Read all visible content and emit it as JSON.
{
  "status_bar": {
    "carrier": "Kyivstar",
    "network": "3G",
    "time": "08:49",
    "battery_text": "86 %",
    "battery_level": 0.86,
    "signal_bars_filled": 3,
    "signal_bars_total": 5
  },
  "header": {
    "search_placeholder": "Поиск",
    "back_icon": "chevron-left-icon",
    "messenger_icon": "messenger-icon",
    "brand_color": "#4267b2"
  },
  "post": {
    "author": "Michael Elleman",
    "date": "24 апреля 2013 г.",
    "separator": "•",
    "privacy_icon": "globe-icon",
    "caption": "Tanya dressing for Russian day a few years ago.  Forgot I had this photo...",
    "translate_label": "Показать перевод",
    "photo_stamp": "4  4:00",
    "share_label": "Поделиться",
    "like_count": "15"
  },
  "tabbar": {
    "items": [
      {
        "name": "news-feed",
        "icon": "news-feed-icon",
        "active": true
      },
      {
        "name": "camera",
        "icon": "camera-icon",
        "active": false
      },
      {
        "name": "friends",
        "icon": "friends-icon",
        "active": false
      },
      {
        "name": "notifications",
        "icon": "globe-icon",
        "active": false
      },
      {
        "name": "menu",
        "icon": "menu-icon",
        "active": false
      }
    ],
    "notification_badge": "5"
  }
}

> [Task prompt] Repeat the entries shown above, every one, word for word.

> [The response]
Read all visible content and emit it as JSON.
{
  "status_bar": {
    "carrier": "Kyivstar",
    "network": "3G",
    "time": "08:49",
    "battery_text": "86 %",
    "battery_level": 0.86,
    "signal_bars_filled": 3,
    "signal_bars_total": 5
  },
  "header": {
    "search_placeholder": "Поиск",
    "back_icon": "chevron-left-icon",
    "messenger_icon": "messenger-icon",
    "brand_color": "#4267b2"
  },
  "post": {
    "author": "Michael Elleman",
    "date": "24 апреля 2013 г.",
    "separator": "•",
    "privacy_icon": "globe-icon",
    "caption": "Tanya dressing for Russian day a few years ago.  Forgot I had this photo...",
    "translate_label": "Показать перевод",
    "photo_stamp": "4  4:00",
    "share_label": "Поделиться",
    "like_count": "15"
  },
  "tabbar": {
    "items": [
      {
        "name": "news-feed",
        "icon": "news-feed-icon",
        "active": true
      },
      {
        "name": "camera",
        "icon": "camera-icon",
        "active": false
      },
      {
        "name": "friends",
        "icon": "friends-icon",
        "active": false
      },
      {
        "name": "notifications",
        "icon": "globe-icon",
        "active": false
      },
      {
        "name": "menu",
        "icon": "menu-icon",
        "active": false
      }
    ],
    "notification_badge": "5"
  }
}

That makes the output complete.